What is needed. Transcribe every line exactly. Leave the pictures behind.

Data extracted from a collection

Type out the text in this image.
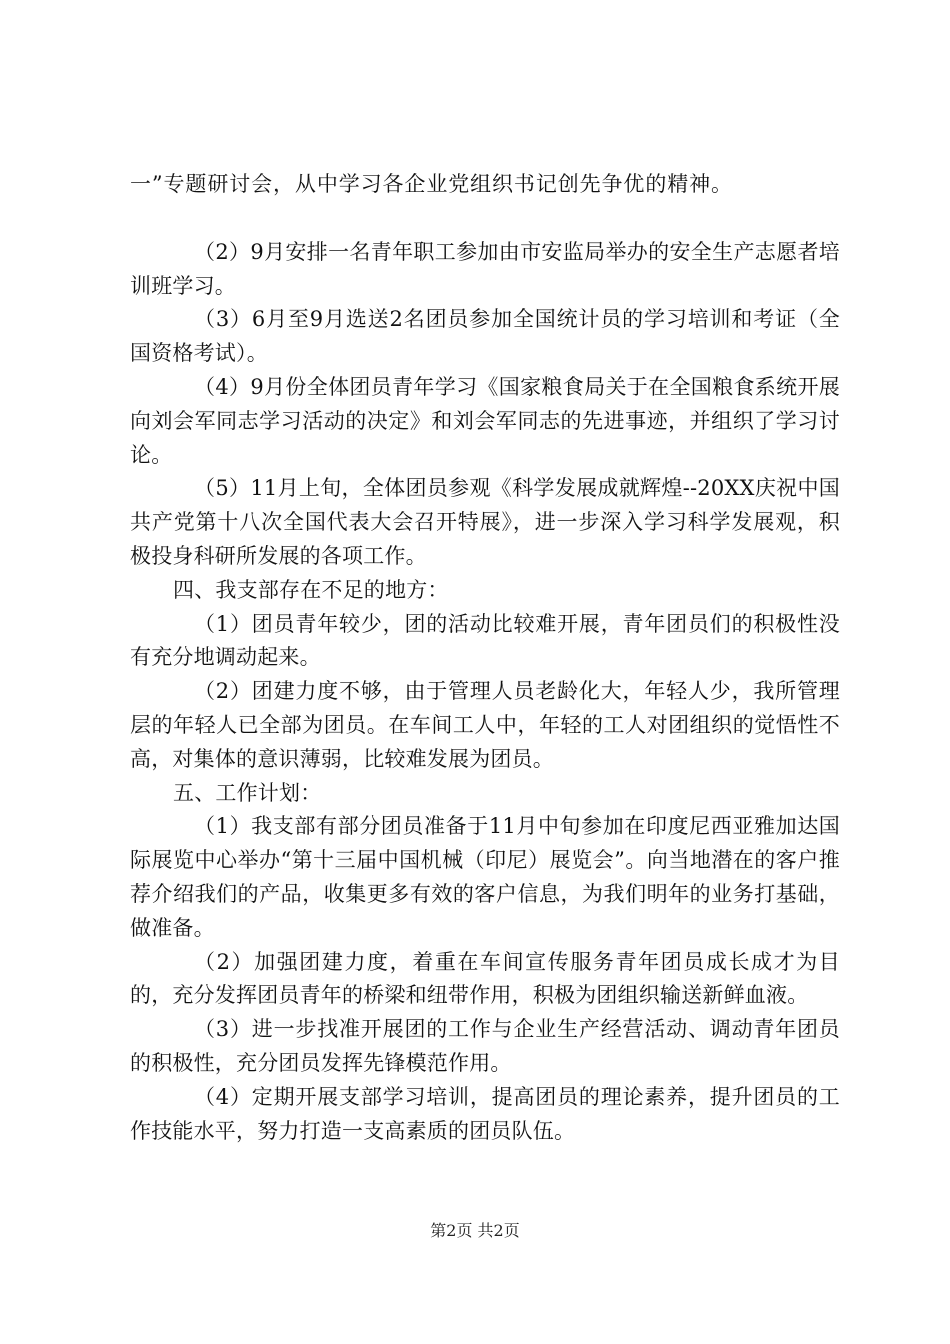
一”专题研讨会，从中学习各企业党组织书记创先争优的精神。

（2）9月安排一名青年职工参加由市安监局举办的安全生产志愿者培训班学习。

（3）6月至9月选送2名团员参加全国统计员的学习培训和考证（全国资格考试）。

（4）9月份全体团员青年学习《国家粮食局关于在全国粮食系统开展向刘会军同志学习活动的决定》和刘会军同志的先进事迹，并组织了学习讨论。

（5）11月上旬，全体团员参观《科学发展成就辉煌--20XX庆祝中国共产党第十八次全国代表大会召开特展》，进一步深入学习科学发展观，积极投身科研所发展的各项工作。

四、我支部存在不足的地方：

（1）团员青年较少，团的活动比较难开展，青年团员们的积极性没有充分地调动起来。

（2）团建力度不够，由于管理人员老龄化大，年轻人少，我所管理层的年轻人已全部为团员。在车间工人中，年轻的工人对团组织的觉悟性不高，对集体的意识薄弱，比较难发展为团员。

五、工作计划：

（1）我支部有部分团员准备于11月中旬参加在印度尼西亚雅加达国际展览中心举办“第十三届中国机械（印尼）展览会”。向当地潜在的客户推荐介绍我们的产品，收集更多有效的客户信息，为我们明年的业务打基础，做准备。

（2）加强团建力度，着重在车间宣传服务青年团员成长成才为目的，充分发挥团员青年的桥梁和纽带作用，积极为团组织输送新鲜血液。

（3）进一步找准开展团的工作与企业生产经营活动、调动青年团员的积极性，充分团员发挥先锋模范作用。

（4）定期开展支部学习培训，提高团员的理论素养，提升团员的工作技能水平，努力打造一支高素质的团员队伍。

第2页 共2页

Correct response.
Type out the text in this image.
一”专题研讨会，从中学习各企业党组织书记创先争优的精神。

（2）9月安排一名青年职工参加由市安监局举办的安全生产志愿者培训班学习。

（3）6月至9月选送2名团员参加全国统计员的学习培训和考证（全国资格考试）。

（4）9月份全体团员青年学习《国家粮食局关于在全国粮食系统开展向刘会军同志学习活动的决定》和刘会军同志的先进事迹，并组织了学习讨论。

（5）11月上旬，全体团员参观《科学发展成就辉煌--20XX庆祝中国共产党第十八次全国代表大会召开特展》，进一步深入学习科学发展观，积极投身科研所发展的各项工作。

四、我支部存在不足的地方：

（1）团员青年较少，团的活动比较难开展，青年团员们的积极性没有充分地调动起来。

（2）团建力度不够，由于管理人员老龄化大，年轻人少，我所管理层的年轻人已全部为团员。在车间工人中，年轻的工人对团组织的觉悟性不高，对集体的意识薄弱，比较难发展为团员。

五、工作计划：

（1）我支部有部分团员准备于11月中旬参加在印度尼西亚雅加达国际展览中心举办“第十三届中国机械（印尼）展览会”。向当地潜在的客户推荐介绍我们的产品，收集更多有效的客户信息，为我们明年的业务打基础，做准备。

（2）加强团建力度，着重在车间宣传服务青年团员成长成才为目的，充分发挥团员青年的桥梁和纽带作用，积极为团组织输送新鲜血液。

（3）进一步找准开展团的工作与企业生产经营活动、调动青年团员的积极性，充分团员发挥先锋模范作用。

（4）定期开展支部学习培训，提高团员的理论素养，提升团员的工作技能水平，努力打造一支高素质的团员队伍。

第2页 共2页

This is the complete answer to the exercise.